WHAT YOU ARE ASKED TO DO: Locate every line in the records below that holds the word "deduction" and return each one.

SOURCE RECORDS:
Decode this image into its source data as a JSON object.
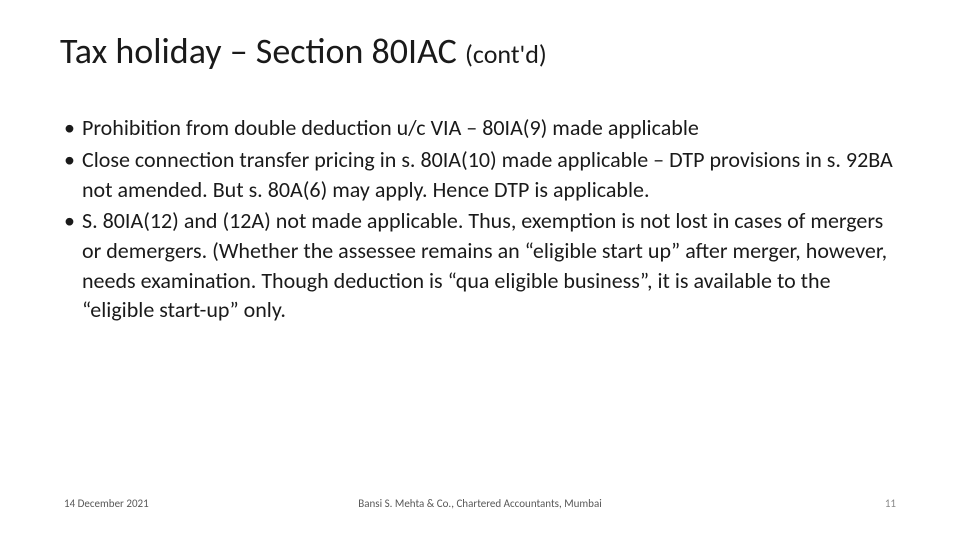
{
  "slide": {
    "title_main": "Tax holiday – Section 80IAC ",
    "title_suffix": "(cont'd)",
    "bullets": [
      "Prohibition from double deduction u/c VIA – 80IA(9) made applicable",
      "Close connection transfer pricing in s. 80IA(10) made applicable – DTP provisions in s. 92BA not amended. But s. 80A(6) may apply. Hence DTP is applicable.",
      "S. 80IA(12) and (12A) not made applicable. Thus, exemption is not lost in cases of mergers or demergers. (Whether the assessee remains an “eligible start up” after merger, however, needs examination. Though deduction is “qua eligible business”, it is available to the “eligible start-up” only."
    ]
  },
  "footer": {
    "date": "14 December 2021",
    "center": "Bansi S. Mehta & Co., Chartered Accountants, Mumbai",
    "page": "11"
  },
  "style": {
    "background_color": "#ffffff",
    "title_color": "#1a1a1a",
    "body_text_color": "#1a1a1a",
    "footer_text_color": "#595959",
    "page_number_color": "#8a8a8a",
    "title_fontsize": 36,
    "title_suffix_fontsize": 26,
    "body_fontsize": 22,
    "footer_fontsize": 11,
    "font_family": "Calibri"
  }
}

--

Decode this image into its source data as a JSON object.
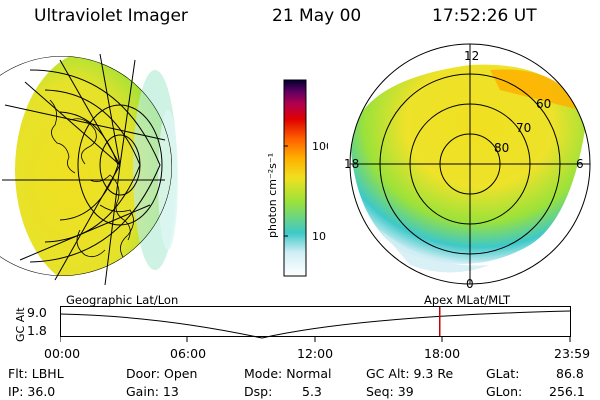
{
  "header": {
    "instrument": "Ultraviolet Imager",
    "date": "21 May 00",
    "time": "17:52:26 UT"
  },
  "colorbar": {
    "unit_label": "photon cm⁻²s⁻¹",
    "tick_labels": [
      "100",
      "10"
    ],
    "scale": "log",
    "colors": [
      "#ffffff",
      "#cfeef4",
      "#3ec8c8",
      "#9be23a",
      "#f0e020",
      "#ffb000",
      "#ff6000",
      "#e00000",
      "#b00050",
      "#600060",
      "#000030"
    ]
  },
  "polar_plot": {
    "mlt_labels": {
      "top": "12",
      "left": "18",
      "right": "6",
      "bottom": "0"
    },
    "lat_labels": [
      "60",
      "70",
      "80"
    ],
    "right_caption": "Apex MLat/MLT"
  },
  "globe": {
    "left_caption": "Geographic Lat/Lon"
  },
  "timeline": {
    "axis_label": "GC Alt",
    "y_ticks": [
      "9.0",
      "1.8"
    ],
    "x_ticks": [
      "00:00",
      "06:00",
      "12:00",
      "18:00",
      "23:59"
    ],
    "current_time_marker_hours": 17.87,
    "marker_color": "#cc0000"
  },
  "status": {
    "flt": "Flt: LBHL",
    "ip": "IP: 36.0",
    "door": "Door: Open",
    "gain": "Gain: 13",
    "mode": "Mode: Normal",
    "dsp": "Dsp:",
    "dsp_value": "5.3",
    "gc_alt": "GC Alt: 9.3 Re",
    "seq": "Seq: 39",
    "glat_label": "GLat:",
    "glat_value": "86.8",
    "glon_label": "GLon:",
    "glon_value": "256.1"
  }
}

SOLUTION:
      "Prohibition from double deduction u/c VIA – 80IA(9) made applicable",
      "S. 80IA(12) and (12A) not made applicable. Thus, exemption is not lost in cases of mergers or demergers. (Whether the assessee remains an “eligible start up” after merger, however, needs examination. Though deduction is “qua eligible business”, it is available to the “eligible start-up” only."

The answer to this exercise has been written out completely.